***** Records provided

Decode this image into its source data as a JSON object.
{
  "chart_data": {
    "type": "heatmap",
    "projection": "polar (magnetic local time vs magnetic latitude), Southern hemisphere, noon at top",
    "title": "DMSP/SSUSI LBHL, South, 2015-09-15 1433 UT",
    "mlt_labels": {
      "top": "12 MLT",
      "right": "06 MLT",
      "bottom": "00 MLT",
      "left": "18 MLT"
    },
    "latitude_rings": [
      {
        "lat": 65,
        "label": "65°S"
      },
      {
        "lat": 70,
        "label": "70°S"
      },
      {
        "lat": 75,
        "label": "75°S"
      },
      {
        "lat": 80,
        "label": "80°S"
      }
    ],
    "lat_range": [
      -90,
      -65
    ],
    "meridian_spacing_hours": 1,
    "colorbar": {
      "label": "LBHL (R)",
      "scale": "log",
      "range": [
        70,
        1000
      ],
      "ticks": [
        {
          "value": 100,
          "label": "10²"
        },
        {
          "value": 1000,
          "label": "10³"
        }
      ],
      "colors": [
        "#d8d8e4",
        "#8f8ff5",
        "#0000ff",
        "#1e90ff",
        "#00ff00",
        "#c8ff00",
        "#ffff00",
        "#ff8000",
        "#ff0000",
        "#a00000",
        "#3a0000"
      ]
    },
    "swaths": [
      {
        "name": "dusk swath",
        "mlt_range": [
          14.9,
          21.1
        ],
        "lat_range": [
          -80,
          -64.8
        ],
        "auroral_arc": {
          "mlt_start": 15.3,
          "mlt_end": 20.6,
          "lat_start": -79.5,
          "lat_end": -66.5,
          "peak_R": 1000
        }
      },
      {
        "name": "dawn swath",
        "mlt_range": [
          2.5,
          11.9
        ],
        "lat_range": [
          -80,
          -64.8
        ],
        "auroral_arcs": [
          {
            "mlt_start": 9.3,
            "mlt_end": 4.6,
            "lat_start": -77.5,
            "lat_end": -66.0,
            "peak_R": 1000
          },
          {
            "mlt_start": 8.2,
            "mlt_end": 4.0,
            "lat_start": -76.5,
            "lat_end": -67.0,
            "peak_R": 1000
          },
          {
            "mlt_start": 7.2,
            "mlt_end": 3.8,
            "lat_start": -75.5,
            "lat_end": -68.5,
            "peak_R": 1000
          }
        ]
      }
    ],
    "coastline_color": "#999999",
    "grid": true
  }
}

**********

Written exercise:
Extract all of the data above without altering anything.

Response to the task:
Decode this image into its source data as a JSON object.
{
  "chart_data": {
    "type": "heatmap",
    "projection": "polar (magnetic local time vs magnetic latitude), Southern hemisphere, noon at top",
    "title": "DMSP/SSUSI LBHL, South, 2015-09-15 1433 UT",
    "mlt_labels": {
      "top": "12 MLT",
      "right": "06 MLT",
      "bottom": "00 MLT",
      "left": "18 MLT"
    },
    "latitude_rings": [
      {
        "lat": 65,
        "label": "65°S"
      },
      {
        "lat": 70,
        "label": "70°S"
      },
      {
        "lat": 75,
        "label": "75°S"
      },
      {
        "lat": 80,
        "label": "80°S"
      }
    ],
    "lat_range": [
      -90,
      -65
    ],
    "meridian_spacing_hours": 1,
    "colorbar": {
      "label": "LBHL (R)",
      "scale": "log",
      "range": [
        70,
        1000
      ],
      "ticks": [
        {
          "value": 100,
          "label": "10²"
        },
        {
          "value": 1000,
          "label": "10³"
        }
      ],
      "colors": [
        "#d8d8e4",
        "#8f8ff5",
        "#0000ff",
        "#1e90ff",
        "#00ff00",
        "#c8ff00",
        "#ffff00",
        "#ff8000",
        "#ff0000",
        "#a00000",
        "#3a0000"
      ]
    },
    "swaths": [
      {
        "name": "dusk swath",
        "mlt_range": [
          14.9,
          21.1
        ],
        "lat_range": [
          -80,
          -64.8
        ],
        "auroral_arc": {
          "mlt_start": 15.3,
          "mlt_end": 20.6,
          "lat_start": -79.5,
          "lat_end": -66.5,
          "peak_R": 1000
        }
      },
      {
        "name": "dawn swath",
        "mlt_range": [
          2.5,
          11.9
        ],
        "lat_range": [
          -80,
          -64.8
        ],
        "auroral_arcs": [
          {
            "mlt_start": 9.3,
            "mlt_end": 4.6,
            "lat_start": -77.5,
            "lat_end": -66.0,
            "peak_R": 1000
          },
          {
            "mlt_start": 8.2,
            "mlt_end": 4.0,
            "lat_start": -76.5,
            "lat_end": -67.0,
            "peak_R": 1000
          },
          {
            "mlt_start": 7.2,
            "mlt_end": 3.8,
            "lat_start": -75.5,
            "lat_end": -68.5,
            "peak_R": 1000
          }
        ]
      }
    ],
    "coastline_color": "#999999",
    "grid": true
  }
}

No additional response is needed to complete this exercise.